### [Visual layout annotation data]
........

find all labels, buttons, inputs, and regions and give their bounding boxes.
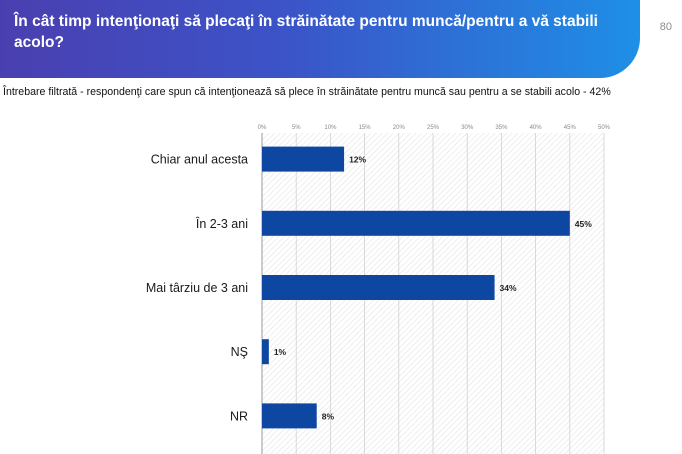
category-label: În 2-3 ani: [195, 216, 248, 231]
page-title: În cât timp intenţionaţi să plecaţi în s…: [14, 13, 598, 51]
title-banner: În cât timp intenţionaţi să plecaţi în s…: [0, 0, 640, 78]
data-label: 1%: [274, 347, 287, 357]
x-tick-label: 45%: [564, 125, 577, 131]
x-tick-label: 40%: [530, 125, 543, 131]
x-tick-label: 50%: [598, 125, 611, 131]
bar: [262, 403, 317, 429]
bar: [262, 210, 570, 236]
x-tick-label: 25%: [427, 125, 440, 131]
category-label: NŞ: [231, 345, 248, 359]
bar: [262, 339, 269, 365]
data-label: 45%: [575, 219, 592, 229]
data-label: 12%: [349, 155, 366, 165]
x-tick-label: 10%: [324, 125, 337, 131]
x-tick-label: 15%: [359, 125, 372, 131]
bar: [262, 275, 495, 300]
category-label: Chiar anul acesta: [151, 153, 248, 167]
page-number: 80: [659, 21, 672, 33]
data-label: 8%: [322, 411, 335, 421]
x-tick-label: 5%: [292, 125, 301, 131]
x-tick-label: 30%: [461, 125, 474, 131]
chart-subtitle: Întrebare filtrată - respondenţi care sp…: [3, 86, 611, 98]
category-label: Mai târziu de 3 ani: [146, 281, 248, 295]
bar: [262, 146, 345, 172]
x-tick-label: 0%: [258, 125, 267, 131]
x-tick-label: 20%: [393, 125, 406, 131]
x-tick-label: 35%: [495, 125, 508, 131]
data-label: 34%: [500, 283, 517, 293]
category-label: NR: [230, 409, 248, 423]
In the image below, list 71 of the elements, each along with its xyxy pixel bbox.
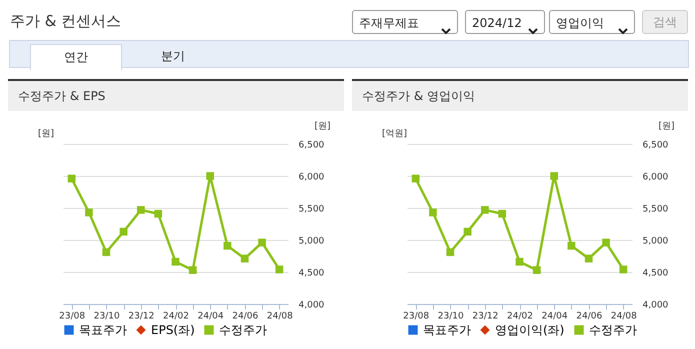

........

### [The task]
Write out the data above line for line with no changes, omitting the pictures.

### [Final answer]
find all labels, buttons, inputs, and regions and give their bounding boxes.
category-label: În 2-3 ani: [195, 216, 248, 231]
page-title: În cât timp intenţionaţi să plecaţi în s…: [14, 13, 598, 51]
title-banner: În cât timp intenţionaţi să plecaţi în s…: [0, 0, 640, 78]
data-label: 1%: [274, 347, 287, 357]
x-tick-label: 45%: [564, 125, 577, 131]
x-tick-label: 40%: [530, 125, 543, 131]
x-tick-label: 50%: [598, 125, 611, 131]
bar: [262, 403, 317, 429]
bar: [262, 210, 570, 236]
x-tick-label: 25%: [427, 125, 440, 131]
category-label: NŞ: [231, 345, 248, 359]
bar: [262, 339, 269, 365]
data-label: 45%: [575, 219, 592, 229]
data-label: 12%: [349, 155, 366, 165]
x-tick-label: 10%: [324, 125, 337, 131]
x-tick-label: 15%: [359, 125, 372, 131]
bar: [262, 275, 495, 300]
category-label: Chiar anul acesta: [151, 153, 248, 167]
page-number: 80: [659, 21, 672, 33]
data-label: 8%: [322, 411, 335, 421]
x-tick-label: 5%: [292, 125, 301, 131]
x-tick-label: 30%: [461, 125, 474, 131]
chart-subtitle: Întrebare filtrată - respondenţi care sp…: [3, 86, 611, 98]
category-label: Mai târziu de 3 ani: [146, 281, 248, 295]
bar: [262, 146, 345, 172]
x-tick-label: 0%: [258, 125, 267, 131]
x-tick-label: 20%: [393, 125, 406, 131]
x-tick-label: 35%: [495, 125, 508, 131]
data-label: 34%: [500, 283, 517, 293]
category-label: NR: [230, 409, 248, 423]
In the image below, list 71 of the elements, each along with its xyxy pixel bbox.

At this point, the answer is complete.